* _Selected extract_
The Zurich scorecard looked at 12 different variables to assess the probability of keeping global temperature rises below 1.5°C. It showed some improvements in areas like renewable energy and carbon pricing schemes, which currently cover around 20% of global carbon emissions.
“However, this is simply not enough” in order for us to meet the ambitions of Paris, Martin warned. “We need to break the link between greenhouse gas emissions and economic growth and we clearly haven’t done that yet,” she added.
The best way of breaking that link “is to continue rolling out carbon pricing schemes” to cover emissions across the entire economy, Martin explained, expressing hope that the COP26 “can deliver on some of this”.
International carbon market rules (Article 6)
One of the objectives of COP26 will be to deliver rules under Article 6 of the Paris Agreement, which establishes the rules of international carbon markets.
Froggatt described those rules as “the nuts and the bolts” of the Paris Agreement and an essential part to make the pact function in practice.
However, Bloss warned that “some countries are pushing for double-counting” of emission reductions under Article 6. At COP25, Brazil insisted that countries selling carbon offset projects overseas should not be required to make a corresponding adjustment to their own climate target.
“If this happens then the whole integrity of the Paris system will be undermined,” Bloss warned, calling for stricter rules on international carbon trading.
Still, Bloss showed some optimism for Glasgow, citing an initiative by the COP presidency to get rich countries to agree a coal phase-out by 2030 at the latest.
“I think this is really important and the EU as the global climate leader should be part of this coalition for coal phase-out by the year 2030,” he said.

* _Raw data_
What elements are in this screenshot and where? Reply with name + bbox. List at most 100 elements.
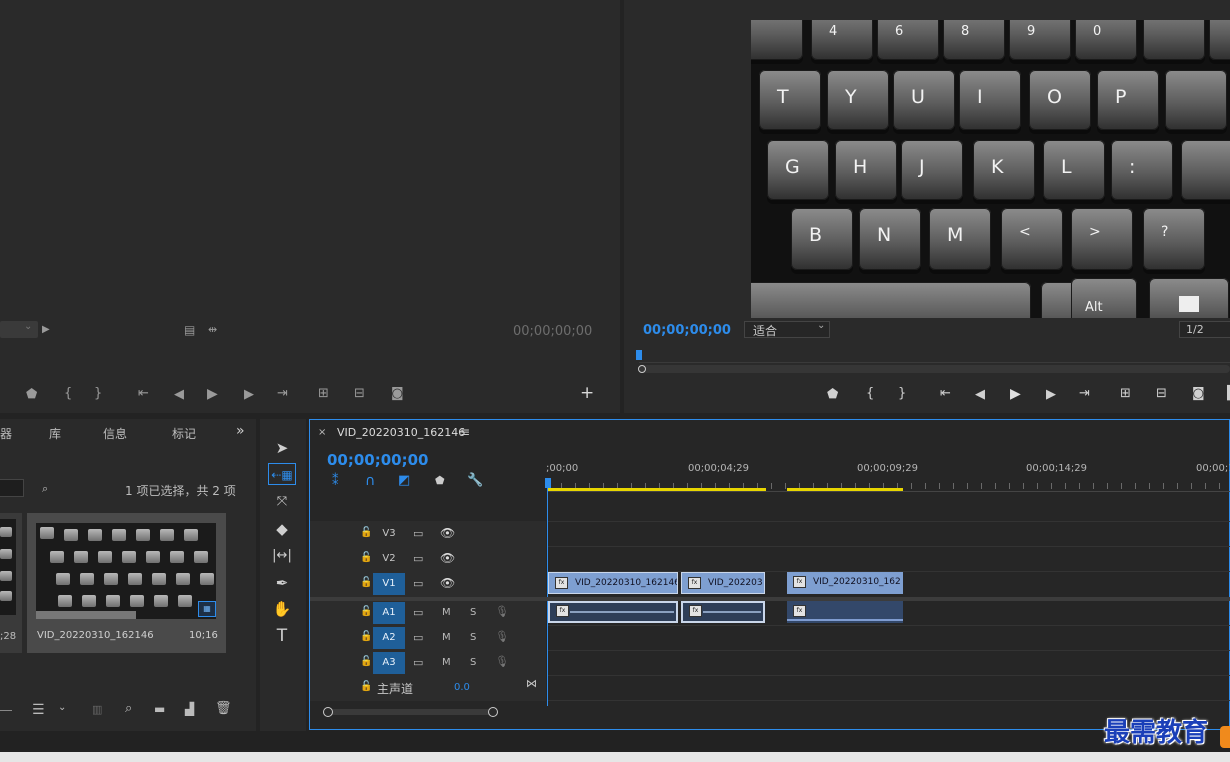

* _Short exercise 1_
Transcribe the COP26 excerpt between "However, Bloss warned" and "own climate target.", inclusive.
* _Short exercise 2_
Answer these questions from the COP26 excerpt:
(a) How many variables did the Zurich scorecard examine?
(b) Which country, at COP25, insisted that countries selling carbon offset projects overseas should not have to adjust their own climate target?
(c) By what year does the COP presidency's initiative seek a coal phase-out by rich countries?

* _Reply 1_
However, Bloss warned that “some countries are pushing for double-counting” of emission reductions under Article 6. At COP25, Brazil insisted that countries selling carbon offset projects overseas should not be required to make a corresponding adjustment to their own climate target.

* _Reply 2_
(a) 12
(b) Brazil
(c) 2030 at the latest